Written exercise
Return only the number of lines that hold "this".

----------------------------------------

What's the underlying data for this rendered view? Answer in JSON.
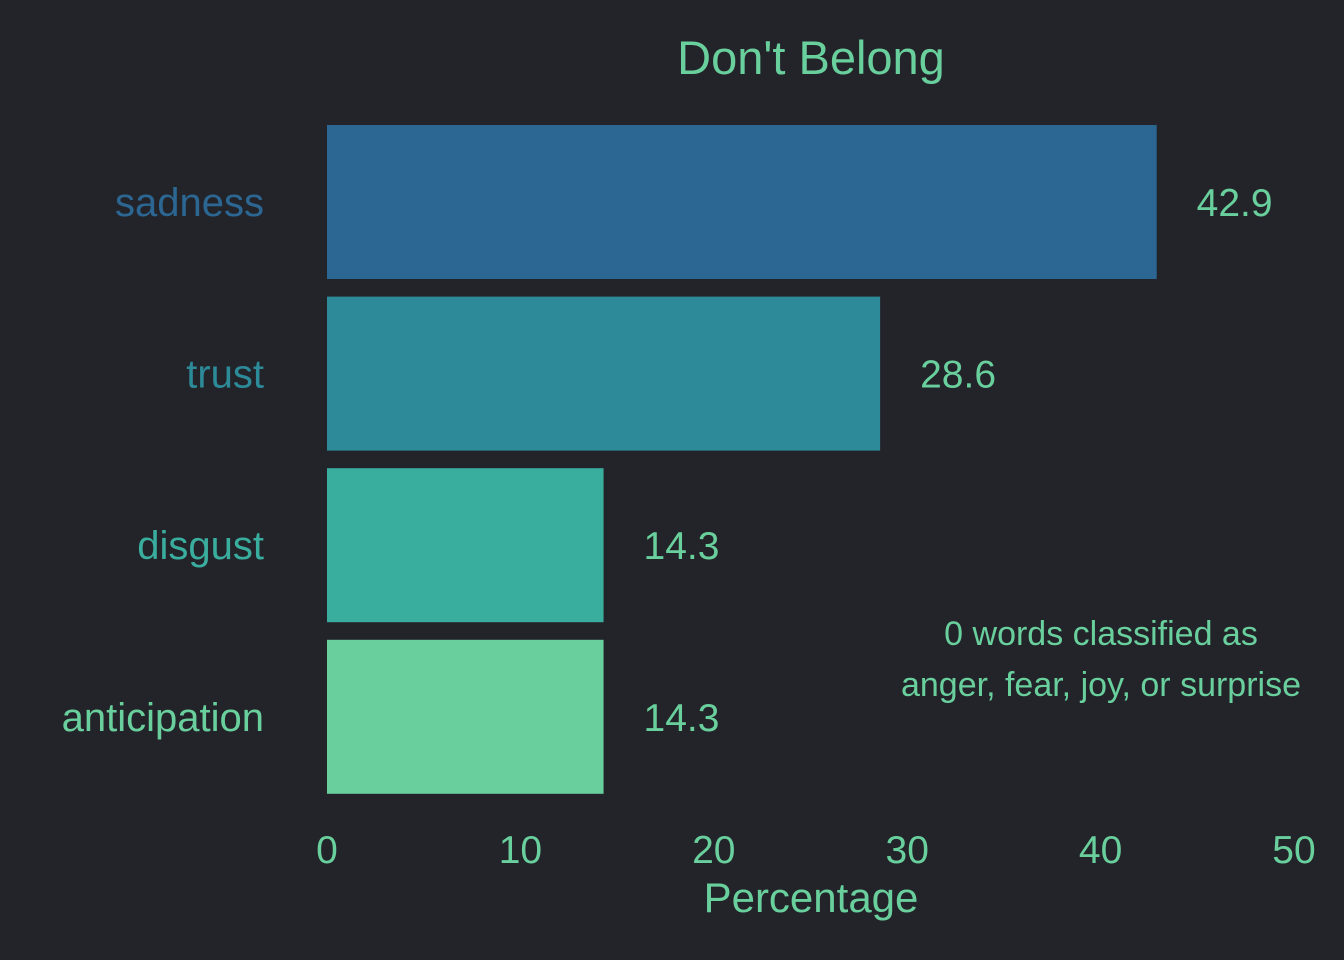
{
  "chart_data": {
    "type": "bar",
    "orientation": "horizontal",
    "title": "Don't Belong",
    "xlabel": "Percentage",
    "ylabel": "",
    "xlim": [
      0,
      50
    ],
    "xticks": [
      "0",
      "10",
      "20",
      "30",
      "40",
      "50"
    ],
    "grid": false,
    "categories": [
      "sadness",
      "trust",
      "disgust",
      "anticipation"
    ],
    "values": [
      42.9,
      28.6,
      14.3,
      14.3
    ],
    "value_labels": [
      "42.9",
      "28.6",
      "14.3",
      "14.3"
    ],
    "bar_colors": [
      "#2b6792",
      "#2c8a99",
      "#3aae9e",
      "#69d09d"
    ],
    "text_color": "#69d09d",
    "background": "#23242a",
    "annotation": {
      "line1": "0 words classified as",
      "line2": "anger, fear, joy, or surprise"
    }
  }
}
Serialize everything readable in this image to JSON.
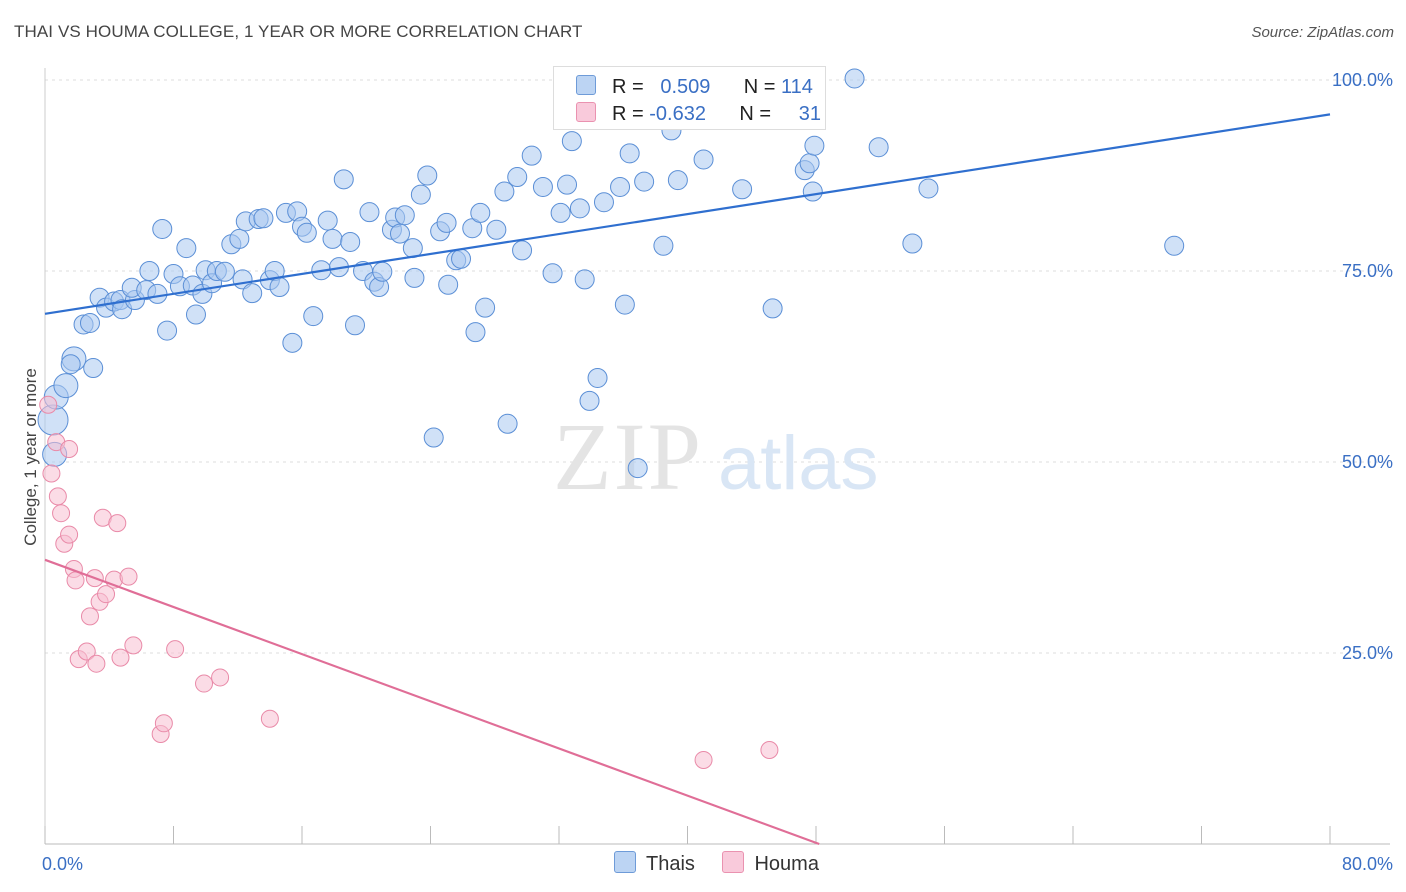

----------------------------------------

Answer
2